— begin The input —

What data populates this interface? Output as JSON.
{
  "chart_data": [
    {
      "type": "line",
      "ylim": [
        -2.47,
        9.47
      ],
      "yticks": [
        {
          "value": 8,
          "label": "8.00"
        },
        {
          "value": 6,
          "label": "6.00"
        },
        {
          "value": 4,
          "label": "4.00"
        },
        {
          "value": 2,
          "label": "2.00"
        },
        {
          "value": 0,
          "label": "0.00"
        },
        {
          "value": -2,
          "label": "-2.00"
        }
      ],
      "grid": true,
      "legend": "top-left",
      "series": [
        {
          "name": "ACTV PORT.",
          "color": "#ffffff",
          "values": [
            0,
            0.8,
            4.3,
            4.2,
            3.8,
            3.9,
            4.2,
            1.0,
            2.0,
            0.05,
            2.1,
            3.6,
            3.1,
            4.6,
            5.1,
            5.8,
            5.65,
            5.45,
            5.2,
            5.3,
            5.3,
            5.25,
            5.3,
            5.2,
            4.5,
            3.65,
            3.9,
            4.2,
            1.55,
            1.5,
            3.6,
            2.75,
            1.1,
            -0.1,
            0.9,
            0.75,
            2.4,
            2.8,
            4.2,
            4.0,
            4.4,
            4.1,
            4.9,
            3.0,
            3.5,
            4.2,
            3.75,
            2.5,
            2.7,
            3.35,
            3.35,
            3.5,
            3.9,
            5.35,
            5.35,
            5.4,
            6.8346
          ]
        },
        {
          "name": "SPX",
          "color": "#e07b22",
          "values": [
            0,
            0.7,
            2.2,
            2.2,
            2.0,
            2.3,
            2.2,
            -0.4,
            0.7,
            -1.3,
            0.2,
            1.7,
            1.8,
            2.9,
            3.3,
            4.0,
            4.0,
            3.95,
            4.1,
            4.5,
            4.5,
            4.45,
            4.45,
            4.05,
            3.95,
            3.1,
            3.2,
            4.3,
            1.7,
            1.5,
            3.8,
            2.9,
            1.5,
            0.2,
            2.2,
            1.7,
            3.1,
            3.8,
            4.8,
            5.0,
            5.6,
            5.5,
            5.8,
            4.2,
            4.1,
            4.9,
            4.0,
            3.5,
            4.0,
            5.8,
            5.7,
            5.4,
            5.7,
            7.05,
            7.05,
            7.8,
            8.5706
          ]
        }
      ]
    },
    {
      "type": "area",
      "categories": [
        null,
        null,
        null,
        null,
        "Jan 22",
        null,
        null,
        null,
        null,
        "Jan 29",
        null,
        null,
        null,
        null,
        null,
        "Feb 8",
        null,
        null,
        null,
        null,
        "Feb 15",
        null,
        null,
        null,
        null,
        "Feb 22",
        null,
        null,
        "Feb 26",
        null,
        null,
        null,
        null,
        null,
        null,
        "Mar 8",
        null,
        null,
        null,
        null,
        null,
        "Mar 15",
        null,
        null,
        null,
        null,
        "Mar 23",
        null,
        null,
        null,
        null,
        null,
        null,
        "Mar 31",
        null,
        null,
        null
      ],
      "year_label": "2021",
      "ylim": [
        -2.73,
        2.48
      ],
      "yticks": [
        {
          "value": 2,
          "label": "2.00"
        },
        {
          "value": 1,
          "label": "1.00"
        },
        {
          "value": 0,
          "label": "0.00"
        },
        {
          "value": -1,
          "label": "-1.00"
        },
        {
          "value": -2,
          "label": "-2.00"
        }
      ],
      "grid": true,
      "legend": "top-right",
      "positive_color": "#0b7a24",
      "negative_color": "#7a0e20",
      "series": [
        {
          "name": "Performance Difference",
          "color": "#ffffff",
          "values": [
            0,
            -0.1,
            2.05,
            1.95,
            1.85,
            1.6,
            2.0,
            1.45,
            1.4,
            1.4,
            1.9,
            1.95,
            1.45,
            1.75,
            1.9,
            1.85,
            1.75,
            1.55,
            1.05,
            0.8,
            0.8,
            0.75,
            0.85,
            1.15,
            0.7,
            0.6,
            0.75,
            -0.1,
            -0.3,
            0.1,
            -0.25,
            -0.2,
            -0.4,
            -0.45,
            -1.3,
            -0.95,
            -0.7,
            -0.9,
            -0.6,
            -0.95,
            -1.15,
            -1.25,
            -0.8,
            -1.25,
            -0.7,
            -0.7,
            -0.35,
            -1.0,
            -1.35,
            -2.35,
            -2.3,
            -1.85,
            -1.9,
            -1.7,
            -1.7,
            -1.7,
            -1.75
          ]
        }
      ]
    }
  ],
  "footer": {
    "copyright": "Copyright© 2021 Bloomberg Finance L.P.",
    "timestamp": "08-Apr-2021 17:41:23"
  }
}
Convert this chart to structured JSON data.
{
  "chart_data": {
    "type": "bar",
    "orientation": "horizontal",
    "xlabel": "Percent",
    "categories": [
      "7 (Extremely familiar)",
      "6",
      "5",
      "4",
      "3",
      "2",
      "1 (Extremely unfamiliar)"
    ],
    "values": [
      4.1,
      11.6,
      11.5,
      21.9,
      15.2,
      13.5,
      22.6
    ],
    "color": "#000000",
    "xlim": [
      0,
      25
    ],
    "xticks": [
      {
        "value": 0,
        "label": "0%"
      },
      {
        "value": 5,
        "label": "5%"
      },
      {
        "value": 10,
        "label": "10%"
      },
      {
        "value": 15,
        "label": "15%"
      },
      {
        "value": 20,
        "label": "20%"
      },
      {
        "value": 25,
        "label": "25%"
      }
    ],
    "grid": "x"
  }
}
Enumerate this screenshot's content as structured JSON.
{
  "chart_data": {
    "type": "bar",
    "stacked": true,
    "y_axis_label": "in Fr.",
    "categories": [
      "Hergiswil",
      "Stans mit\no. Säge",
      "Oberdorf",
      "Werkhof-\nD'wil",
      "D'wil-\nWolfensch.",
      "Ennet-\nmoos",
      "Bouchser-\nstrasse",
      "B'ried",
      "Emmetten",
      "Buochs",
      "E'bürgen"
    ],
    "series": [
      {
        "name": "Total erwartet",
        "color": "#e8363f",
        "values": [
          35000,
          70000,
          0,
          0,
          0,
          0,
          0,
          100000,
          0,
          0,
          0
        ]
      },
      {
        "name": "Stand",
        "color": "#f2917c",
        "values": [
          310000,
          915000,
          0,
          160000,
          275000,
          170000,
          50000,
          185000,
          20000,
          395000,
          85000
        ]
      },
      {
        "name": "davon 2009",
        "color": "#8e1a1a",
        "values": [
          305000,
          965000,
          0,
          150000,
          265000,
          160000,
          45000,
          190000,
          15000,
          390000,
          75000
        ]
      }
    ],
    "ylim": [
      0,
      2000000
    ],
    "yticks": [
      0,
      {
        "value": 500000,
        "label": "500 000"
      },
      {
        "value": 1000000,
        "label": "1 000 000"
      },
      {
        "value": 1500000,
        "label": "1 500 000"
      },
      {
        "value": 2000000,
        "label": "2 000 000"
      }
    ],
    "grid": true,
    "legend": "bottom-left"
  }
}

— end The input —

◆ **Request**
Copy every line in the records above that contains the word "JSON".

◆ **Worked solution**
What data populates this interface? Output as JSON.
Convert this chart to structured JSON data.
Enumerate this screenshot's content as structured JSON.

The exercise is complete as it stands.